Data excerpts
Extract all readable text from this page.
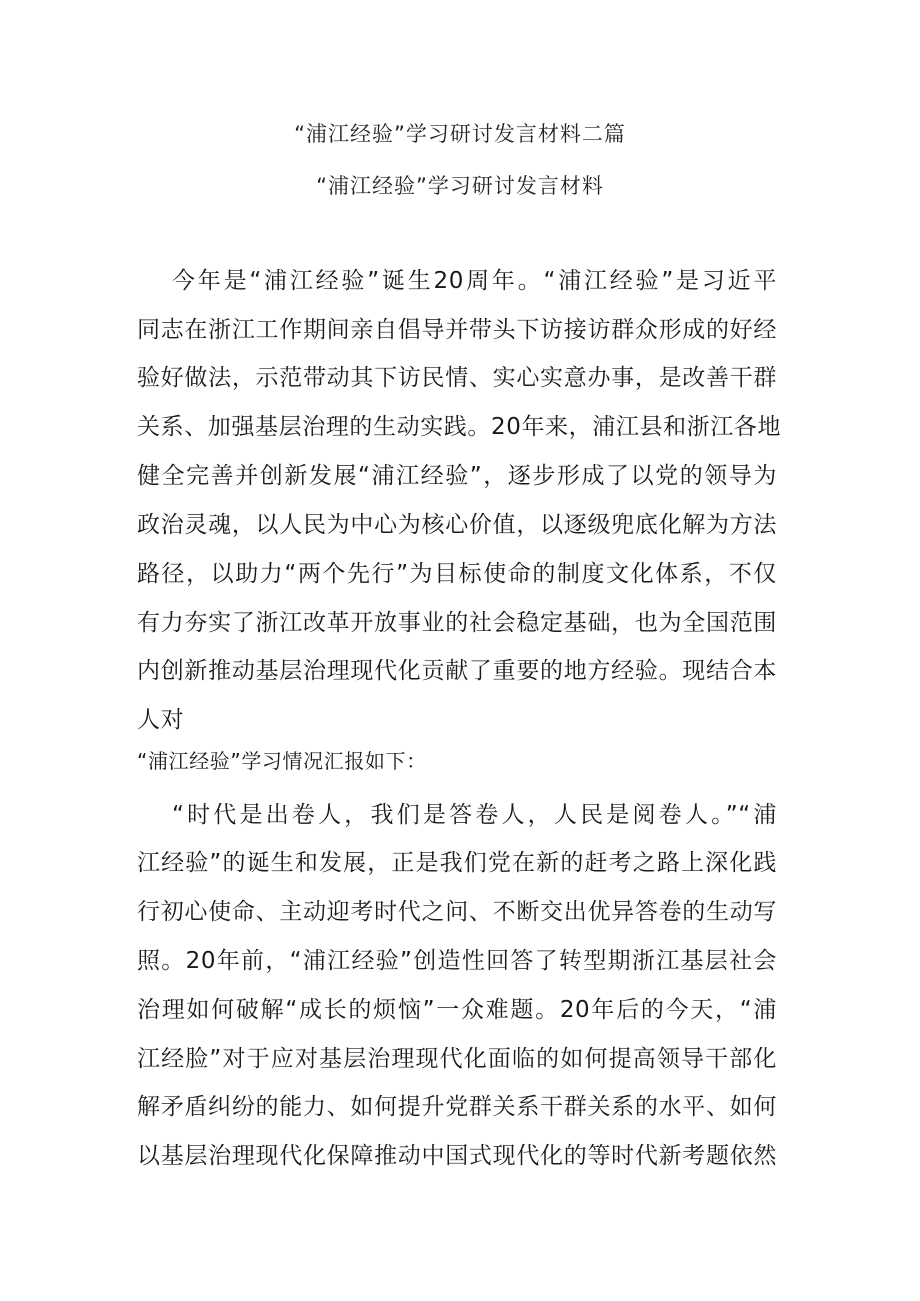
“浦江经验”学习研讨发言材料二篇
“浦江经验”学习研讨发言材料
今年是“浦江经验”诞生20周年。“浦江经验”是习近平
同志在浙江工作期间亲自倡导并带头下访接访群众形成的好经
验好做法，示范带动其下访民情、实心实意办事，是改善干群
关系、加强基层治理的生动实践。20年来，浦江县和浙江各地
健全完善并创新发展“浦江经验”，逐步形成了以党的领导为
政治灵魂，以人民为中心为核心价值，以逐级兜底化解为方法
路径，以助力“两个先行”为目标使命的制度文化体系，不仅
有力夯实了浙江改革开放事业的社会稳定基础，也为全国范围
内创新推动基层治理现代化贡献了重要的地方经验。现结合本
人对
“浦江经验”学习情况汇报如下：
“时代是出卷人，我们是答卷人，人民是阅卷人。”“浦
江经验”的诞生和发展，正是我们党在新的赶考之路上深化践
行初心使命、主动迎考时代之问、不断交出优异答卷的生动写
照。20年前，“浦江经验”创造性回答了转型期浙江基层社会
治理如何破解“成长的烦恼”一众难题。20年后的今天，“浦
江经脸”对于应对基层治理现代化面临的如何提高领导干部化
解矛盾纠纷的能力、如何提升党群关系干群关系的水平、如何
以基层治理现代化保障推动中国式现代化的等时代新考题依然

REQUIRED WORK → List the lines of the entries that include "浦江经验".

EXERCISE RESULT →
“浦江经验”学习研讨发言材料二篇
“浦江经验”学习研讨发言材料
今年是“浦江经验”诞生20周年。“浦江经验”是习近平
健全完善并创新发展“浦江经验”，逐步形成了以党的领导为
“浦江经验”学习情况汇报如下：
照。20年前，“浦江经验”创造性回答了转型期浙江基层社会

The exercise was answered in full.